╔══

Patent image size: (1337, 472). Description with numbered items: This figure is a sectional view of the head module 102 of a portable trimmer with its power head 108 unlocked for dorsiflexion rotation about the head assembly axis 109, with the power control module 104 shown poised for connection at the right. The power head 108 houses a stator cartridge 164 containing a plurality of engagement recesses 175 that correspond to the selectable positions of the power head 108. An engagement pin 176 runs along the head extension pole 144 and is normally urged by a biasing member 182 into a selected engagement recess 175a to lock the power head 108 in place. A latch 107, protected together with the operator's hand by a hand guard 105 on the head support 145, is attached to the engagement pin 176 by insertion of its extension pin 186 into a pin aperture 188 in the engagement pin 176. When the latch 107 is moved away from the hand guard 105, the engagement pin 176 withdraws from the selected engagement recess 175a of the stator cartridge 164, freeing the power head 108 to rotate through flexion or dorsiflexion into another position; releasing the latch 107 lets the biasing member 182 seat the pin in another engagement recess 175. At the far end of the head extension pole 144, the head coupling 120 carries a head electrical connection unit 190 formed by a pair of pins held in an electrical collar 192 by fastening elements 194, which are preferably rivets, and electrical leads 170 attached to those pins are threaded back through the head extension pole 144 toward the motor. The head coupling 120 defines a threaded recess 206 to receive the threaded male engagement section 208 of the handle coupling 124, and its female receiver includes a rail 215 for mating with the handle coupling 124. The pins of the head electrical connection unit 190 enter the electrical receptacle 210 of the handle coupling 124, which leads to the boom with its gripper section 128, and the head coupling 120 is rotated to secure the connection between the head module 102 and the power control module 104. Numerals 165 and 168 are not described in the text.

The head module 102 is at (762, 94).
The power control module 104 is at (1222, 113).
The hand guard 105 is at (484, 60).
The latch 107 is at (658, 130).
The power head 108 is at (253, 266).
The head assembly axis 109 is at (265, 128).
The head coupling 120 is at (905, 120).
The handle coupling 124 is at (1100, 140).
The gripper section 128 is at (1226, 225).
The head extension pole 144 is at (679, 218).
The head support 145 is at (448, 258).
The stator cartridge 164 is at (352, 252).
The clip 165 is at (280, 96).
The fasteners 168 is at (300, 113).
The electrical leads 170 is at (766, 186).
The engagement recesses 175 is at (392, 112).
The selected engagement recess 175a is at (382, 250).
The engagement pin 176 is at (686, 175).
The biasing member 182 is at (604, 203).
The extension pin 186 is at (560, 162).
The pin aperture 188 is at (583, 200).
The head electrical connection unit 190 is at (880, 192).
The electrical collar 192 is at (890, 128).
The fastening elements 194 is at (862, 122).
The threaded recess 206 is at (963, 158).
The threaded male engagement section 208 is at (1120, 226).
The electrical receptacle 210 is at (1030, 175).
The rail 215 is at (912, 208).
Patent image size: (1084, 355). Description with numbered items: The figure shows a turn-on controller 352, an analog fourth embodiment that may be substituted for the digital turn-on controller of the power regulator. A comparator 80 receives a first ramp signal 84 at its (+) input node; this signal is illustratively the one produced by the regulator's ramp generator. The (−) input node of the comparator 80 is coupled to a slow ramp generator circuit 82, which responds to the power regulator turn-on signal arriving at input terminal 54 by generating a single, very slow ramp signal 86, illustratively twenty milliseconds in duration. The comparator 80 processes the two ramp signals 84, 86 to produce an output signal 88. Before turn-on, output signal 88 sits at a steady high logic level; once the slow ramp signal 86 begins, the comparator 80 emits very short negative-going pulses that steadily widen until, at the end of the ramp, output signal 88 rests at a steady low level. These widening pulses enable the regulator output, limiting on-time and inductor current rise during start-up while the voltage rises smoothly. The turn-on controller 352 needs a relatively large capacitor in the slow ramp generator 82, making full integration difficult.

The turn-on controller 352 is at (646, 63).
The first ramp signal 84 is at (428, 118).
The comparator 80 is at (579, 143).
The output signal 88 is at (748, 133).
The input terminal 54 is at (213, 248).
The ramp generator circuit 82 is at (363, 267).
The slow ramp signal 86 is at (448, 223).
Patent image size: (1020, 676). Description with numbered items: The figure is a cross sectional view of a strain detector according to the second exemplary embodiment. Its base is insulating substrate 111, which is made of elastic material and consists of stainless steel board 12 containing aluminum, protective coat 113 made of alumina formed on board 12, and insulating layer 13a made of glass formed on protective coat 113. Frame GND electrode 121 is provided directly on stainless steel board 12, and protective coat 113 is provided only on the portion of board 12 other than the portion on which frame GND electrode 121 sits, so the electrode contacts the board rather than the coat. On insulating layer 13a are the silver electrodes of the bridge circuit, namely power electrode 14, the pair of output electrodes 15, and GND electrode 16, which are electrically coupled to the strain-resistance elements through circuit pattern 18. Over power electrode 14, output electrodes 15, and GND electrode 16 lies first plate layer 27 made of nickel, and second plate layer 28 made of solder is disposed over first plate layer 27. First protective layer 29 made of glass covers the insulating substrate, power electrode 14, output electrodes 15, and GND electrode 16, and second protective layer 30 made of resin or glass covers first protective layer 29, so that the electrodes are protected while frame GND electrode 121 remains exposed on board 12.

╚══

# Task description:
Switch "Description with numbered items" to "Description with labeled items" everywhere in the rows above, and write out all the rows again with nothing else altered.

# Answer below:
Patent image size: (1337, 472). Description with labeled items: This figure is a sectional view of the head module 102 of a portable trimmer with its power head 108 unlocked for dorsiflexion rotation about the head assembly axis 109, with the power control module 104 shown poised for connection at the right. The power head 108 houses a stator cartridge 164 containing a plurality of engagement recesses 175 that correspond to the selectable positions of the power head 108. An engagement pin 176 runs along the head extension pole 144 and is normally urged by a biasing member 182 into a selected engagement recess 175a to lock the power head 108 in place. A latch 107, protected together with the operator's hand by a hand guard 105 on the head support 145, is attached to the engagement pin 176 by insertion of its extension pin 186 into a pin aperture 188 in the engagement pin 176. When the latch 107 is moved away from the hand guard 105, the engagement pin 176 withdraws from the selected engagement recess 175a of the stator cartridge 164, freeing the power head 108 to rotate through flexion or dorsiflexion into another position; releasing the latch 107 lets the biasing member 182 seat the pin in another engagement recess 175. At the far end of the head extension pole 144, the head coupling 120 carries a head electrical connection unit 190 formed by a pair of pins held in an electrical collar 192 by fastening elements 194, which are preferably rivets, and electrical leads 170 attached to those pins are threaded back through the head extension pole 144 toward the motor. The head coupling 120 defines a threaded recess 206 to receive the threaded male engagement section 208 of the handle coupling 124, and its female receiver includes a rail 215 for mating with the handle coupling 124. The pins of the head electrical connection unit 190 enter the electrical receptacle 210 of the handle coupling 124, which leads to the boom with its gripper section 128, and the head coupling 120 is rotated to secure the connection between the head module 102 and the power control module 104. Numerals 165 and 168 are not described in the text.

The head module 102 is at (762, 94).
The power control module 104 is at (1222, 113).
The hand guard 105 is at (484, 60).
The latch 107 is at (658, 130).
The power head 108 is at (253, 266).
The head assembly axis 109 is at (265, 128).
The head coupling 120 is at (905, 120).
The handle coupling 124 is at (1100, 140).
The gripper section 128 is at (1226, 225).
The head extension pole 144 is at (679, 218).
The head support 145 is at (448, 258).
The stator cartridge 164 is at (352, 252).
The clip 165 is at (280, 96).
The fasteners 168 is at (300, 113).
The electrical leads 170 is at (766, 186).
The engagement recesses 175 is at (392, 112).
The selected engagement recess 175a is at (382, 250).
The engagement pin 176 is at (686, 175).
The biasing member 182 is at (604, 203).
The extension pin 186 is at (560, 162).
The pin aperture 188 is at (583, 200).
The head electrical connection unit 190 is at (880, 192).
The electrical collar 192 is at (890, 128).
The fastening elements 194 is at (862, 122).
The threaded recess 206 is at (963, 158).
The threaded male engagement section 208 is at (1120, 226).
The electrical receptacle 210 is at (1030, 175).
The rail 215 is at (912, 208).
Patent image size: (1084, 355). Description with labeled items: The figure shows a turn-on controller 352, an analog fourth embodiment that may be substituted for the digital turn-on controller of the power regulator. A comparator 80 receives a first ramp signal 84 at its (+) input node; this signal is illustratively the one produced by the regulator's ramp generator. The (−) input node of the comparator 80 is coupled to a slow ramp generator circuit 82, which responds to the power regulator turn-on signal arriving at input terminal 54 by generating a single, very slow ramp signal 86, illustratively twenty milliseconds in duration. The comparator 80 processes the two ramp signals 84, 86 to produce an output signal 88. Before turn-on, output signal 88 sits at a steady high logic level; once the slow ramp signal 86 begins, the comparator 80 emits very short negative-going pulses that steadily widen until, at the end of the ramp, output signal 88 rests at a steady low level. These widening pulses enable the regulator output, limiting on-time and inductor current rise during start-up while the voltage rises smoothly. The turn-on controller 352 needs a relatively large capacitor in the slow ramp generator 82, making full integration difficult.

The turn-on controller 352 is at (646, 63).
The first ramp signal 84 is at (428, 118).
The comparator 80 is at (579, 143).
The output signal 88 is at (748, 133).
The input terminal 54 is at (213, 248).
The ramp generator circuit 82 is at (363, 267).
The slow ramp signal 86 is at (448, 223).
Patent image size: (1020, 676). Description with labeled items: The figure is a cross sectional view of a strain detector according to the second exemplary embodiment. Its base is insulating substrate 111, which is made of elastic material and consists of stainless steel board 12 containing aluminum, protective coat 113 made of alumina formed on board 12, and insulating layer 13a made of glass formed on protective coat 113. Frame GND electrode 121 is provided directly on stainless steel board 12, and protective coat 113 is provided only on the portion of board 12 other than the portion on which frame GND electrode 121 sits, so the electrode contacts the board rather than the coat. On insulating layer 13a are the silver electrodes of the bridge circuit, namely power electrode 14, the pair of output electrodes 15, and GND electrode 16, which are electrically coupled to the strain-resistance elements through circuit pattern 18. Over power electrode 14, output electrodes 15, and GND electrode 16 lies first plate layer 27 made of nickel, and second plate layer 28 made of solder is disposed over first plate layer 27. First protective layer 29 made of glass covers the insulating substrate, power electrode 14, output electrodes 15, and GND electrode 16, and second protective layer 30 made of resin or glass covers first protective layer 29, so that the electrodes are protected while frame GND electrode 121 remains exposed on board 12.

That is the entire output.